## [WORK REQUIRED]
Find each line with the string "ificcor" and copy it.

## [TASK INPUT]
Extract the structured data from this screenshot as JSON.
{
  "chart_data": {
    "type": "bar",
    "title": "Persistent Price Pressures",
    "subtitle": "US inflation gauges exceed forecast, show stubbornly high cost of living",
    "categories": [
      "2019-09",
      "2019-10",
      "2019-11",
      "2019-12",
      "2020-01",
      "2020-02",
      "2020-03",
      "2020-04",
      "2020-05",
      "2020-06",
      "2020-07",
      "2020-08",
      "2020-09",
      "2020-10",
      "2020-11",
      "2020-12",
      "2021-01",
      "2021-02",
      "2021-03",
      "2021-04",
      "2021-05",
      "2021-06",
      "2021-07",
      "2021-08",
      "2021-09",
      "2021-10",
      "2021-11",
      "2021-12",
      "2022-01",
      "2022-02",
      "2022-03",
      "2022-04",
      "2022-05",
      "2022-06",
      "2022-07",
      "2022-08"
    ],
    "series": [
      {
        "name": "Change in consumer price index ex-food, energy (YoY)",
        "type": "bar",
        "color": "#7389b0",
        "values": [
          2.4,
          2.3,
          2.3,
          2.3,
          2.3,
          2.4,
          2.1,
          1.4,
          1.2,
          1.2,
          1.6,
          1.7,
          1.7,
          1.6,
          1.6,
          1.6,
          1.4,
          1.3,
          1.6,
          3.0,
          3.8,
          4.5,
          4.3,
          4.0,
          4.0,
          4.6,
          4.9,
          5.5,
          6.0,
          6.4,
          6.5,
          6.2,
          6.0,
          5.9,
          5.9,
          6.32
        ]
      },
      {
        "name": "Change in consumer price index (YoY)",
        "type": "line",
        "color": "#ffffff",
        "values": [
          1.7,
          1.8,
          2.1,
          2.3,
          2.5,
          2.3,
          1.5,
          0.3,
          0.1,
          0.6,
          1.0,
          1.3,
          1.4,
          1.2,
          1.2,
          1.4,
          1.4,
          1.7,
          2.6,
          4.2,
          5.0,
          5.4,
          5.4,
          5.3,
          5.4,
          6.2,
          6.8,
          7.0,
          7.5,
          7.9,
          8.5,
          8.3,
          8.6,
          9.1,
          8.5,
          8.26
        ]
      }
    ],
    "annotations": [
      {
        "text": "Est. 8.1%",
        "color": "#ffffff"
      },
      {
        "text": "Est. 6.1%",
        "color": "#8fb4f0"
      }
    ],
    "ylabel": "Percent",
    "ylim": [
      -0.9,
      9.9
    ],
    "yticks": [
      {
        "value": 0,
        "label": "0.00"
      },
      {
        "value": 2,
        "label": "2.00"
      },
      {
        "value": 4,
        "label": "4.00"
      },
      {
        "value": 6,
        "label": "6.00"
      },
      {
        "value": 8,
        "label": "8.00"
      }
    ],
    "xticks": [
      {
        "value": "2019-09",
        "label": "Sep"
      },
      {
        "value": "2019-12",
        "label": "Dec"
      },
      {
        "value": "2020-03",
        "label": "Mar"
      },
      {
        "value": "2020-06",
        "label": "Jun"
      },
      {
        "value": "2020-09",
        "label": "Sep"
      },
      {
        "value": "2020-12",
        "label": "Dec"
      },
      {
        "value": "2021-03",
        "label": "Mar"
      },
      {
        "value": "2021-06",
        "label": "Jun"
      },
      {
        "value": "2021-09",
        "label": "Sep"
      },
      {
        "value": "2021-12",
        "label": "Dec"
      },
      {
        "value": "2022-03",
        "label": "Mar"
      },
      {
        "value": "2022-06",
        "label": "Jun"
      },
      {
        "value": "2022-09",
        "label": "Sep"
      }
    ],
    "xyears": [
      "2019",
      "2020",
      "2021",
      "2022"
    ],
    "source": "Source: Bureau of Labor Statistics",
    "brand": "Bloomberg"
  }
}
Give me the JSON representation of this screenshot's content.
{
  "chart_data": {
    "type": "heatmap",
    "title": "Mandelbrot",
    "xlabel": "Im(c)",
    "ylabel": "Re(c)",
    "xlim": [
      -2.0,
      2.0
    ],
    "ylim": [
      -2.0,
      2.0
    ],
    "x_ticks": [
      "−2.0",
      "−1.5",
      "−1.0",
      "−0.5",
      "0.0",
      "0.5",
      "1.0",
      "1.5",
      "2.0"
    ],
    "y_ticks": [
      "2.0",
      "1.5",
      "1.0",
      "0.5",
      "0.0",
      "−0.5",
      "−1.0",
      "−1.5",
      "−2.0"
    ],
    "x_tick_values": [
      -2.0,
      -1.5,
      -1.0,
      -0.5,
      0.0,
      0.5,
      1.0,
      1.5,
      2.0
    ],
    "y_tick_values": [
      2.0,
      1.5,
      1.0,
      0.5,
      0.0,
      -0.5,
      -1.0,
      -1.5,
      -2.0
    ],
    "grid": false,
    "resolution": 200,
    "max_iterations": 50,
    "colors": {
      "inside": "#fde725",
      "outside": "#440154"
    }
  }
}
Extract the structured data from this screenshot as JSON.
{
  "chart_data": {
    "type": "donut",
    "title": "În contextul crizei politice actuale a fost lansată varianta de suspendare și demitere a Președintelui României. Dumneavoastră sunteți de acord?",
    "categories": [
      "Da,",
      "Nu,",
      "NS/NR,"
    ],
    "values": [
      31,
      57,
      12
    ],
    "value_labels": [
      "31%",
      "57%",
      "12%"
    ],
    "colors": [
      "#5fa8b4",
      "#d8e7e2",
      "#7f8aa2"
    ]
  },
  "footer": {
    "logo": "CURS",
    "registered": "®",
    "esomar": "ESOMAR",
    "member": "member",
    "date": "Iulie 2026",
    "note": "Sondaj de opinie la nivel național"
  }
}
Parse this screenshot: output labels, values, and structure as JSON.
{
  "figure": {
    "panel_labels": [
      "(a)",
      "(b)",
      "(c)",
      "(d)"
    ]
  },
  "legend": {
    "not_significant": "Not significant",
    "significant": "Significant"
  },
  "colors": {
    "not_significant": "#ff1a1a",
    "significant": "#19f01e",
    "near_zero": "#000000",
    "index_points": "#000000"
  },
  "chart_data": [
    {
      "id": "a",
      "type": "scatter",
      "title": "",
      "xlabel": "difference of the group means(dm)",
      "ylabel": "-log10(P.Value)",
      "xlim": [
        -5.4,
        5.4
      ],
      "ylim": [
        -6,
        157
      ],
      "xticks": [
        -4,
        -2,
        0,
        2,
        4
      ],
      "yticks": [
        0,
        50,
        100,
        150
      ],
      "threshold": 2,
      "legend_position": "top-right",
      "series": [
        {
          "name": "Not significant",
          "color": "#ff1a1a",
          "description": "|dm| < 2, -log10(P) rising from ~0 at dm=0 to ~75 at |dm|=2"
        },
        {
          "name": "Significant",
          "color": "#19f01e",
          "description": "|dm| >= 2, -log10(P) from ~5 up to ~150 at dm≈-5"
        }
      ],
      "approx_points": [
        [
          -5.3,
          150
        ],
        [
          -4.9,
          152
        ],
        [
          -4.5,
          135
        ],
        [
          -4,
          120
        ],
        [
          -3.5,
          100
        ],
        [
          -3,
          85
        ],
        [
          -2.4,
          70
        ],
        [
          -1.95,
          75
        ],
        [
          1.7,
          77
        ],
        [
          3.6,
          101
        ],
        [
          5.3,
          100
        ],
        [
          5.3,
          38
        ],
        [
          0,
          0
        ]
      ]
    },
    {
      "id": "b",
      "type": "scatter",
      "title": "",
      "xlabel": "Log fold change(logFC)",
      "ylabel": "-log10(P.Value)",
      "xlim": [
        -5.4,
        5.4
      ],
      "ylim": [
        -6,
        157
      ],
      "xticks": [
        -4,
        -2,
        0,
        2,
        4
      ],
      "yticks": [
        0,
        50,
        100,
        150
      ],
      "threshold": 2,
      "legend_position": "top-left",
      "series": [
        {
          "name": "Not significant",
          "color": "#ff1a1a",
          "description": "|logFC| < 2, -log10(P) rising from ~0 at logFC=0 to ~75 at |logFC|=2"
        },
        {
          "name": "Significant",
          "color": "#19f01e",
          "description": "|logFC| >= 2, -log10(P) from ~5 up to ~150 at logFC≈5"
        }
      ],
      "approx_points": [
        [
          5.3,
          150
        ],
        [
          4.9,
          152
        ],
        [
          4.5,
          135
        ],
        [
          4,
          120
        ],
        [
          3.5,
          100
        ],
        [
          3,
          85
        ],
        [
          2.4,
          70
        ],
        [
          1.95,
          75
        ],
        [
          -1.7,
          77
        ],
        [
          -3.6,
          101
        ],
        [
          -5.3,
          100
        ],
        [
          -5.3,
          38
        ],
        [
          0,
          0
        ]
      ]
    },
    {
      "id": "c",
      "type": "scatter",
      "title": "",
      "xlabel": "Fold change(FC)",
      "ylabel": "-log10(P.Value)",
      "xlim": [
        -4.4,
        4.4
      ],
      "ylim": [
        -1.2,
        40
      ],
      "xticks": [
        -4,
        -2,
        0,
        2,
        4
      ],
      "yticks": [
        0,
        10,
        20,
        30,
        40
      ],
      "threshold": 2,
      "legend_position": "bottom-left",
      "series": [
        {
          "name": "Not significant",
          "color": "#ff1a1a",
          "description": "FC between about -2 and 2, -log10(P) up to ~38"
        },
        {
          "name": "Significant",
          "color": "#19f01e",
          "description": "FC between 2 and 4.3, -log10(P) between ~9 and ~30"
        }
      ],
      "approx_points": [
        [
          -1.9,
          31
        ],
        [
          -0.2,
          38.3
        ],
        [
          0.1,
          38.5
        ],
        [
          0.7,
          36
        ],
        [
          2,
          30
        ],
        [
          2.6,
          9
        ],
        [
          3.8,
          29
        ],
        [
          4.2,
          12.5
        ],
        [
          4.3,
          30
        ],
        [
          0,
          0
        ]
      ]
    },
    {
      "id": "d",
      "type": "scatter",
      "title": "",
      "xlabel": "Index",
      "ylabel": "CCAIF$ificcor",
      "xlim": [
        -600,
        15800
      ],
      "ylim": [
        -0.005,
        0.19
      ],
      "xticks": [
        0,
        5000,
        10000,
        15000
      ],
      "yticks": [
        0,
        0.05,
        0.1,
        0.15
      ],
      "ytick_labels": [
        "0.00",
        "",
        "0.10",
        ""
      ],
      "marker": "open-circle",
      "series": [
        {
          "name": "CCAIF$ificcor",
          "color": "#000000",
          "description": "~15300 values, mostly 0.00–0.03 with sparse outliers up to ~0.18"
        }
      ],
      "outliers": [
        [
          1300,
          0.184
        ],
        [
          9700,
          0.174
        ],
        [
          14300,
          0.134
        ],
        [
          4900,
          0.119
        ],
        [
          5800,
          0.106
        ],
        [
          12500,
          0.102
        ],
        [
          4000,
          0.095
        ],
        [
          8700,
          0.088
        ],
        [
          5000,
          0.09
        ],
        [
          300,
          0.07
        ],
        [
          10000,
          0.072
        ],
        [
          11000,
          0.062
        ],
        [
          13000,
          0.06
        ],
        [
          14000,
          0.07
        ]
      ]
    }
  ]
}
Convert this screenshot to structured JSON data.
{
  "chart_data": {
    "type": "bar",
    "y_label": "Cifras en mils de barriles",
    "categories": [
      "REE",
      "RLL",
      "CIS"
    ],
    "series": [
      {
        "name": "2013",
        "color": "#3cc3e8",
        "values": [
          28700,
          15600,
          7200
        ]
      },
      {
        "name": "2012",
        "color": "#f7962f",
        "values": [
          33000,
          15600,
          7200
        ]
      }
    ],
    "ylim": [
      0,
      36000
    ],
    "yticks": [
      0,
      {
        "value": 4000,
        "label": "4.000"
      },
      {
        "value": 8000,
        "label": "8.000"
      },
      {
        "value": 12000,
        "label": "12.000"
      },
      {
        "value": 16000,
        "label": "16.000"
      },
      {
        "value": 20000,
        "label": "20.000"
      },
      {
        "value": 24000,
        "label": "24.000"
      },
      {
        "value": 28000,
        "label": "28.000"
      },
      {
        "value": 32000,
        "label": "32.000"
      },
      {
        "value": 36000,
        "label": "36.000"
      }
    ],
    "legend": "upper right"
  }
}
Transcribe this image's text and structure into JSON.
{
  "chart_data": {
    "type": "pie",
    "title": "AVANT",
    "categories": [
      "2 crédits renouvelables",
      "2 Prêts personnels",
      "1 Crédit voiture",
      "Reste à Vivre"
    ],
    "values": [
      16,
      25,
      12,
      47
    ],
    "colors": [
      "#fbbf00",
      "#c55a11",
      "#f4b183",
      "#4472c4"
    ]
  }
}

## [OUTPUT FOR THIS EXERCISE]
      "ylabel": "CCAIF$ificcor",
          "name": "CCAIF$ificcor",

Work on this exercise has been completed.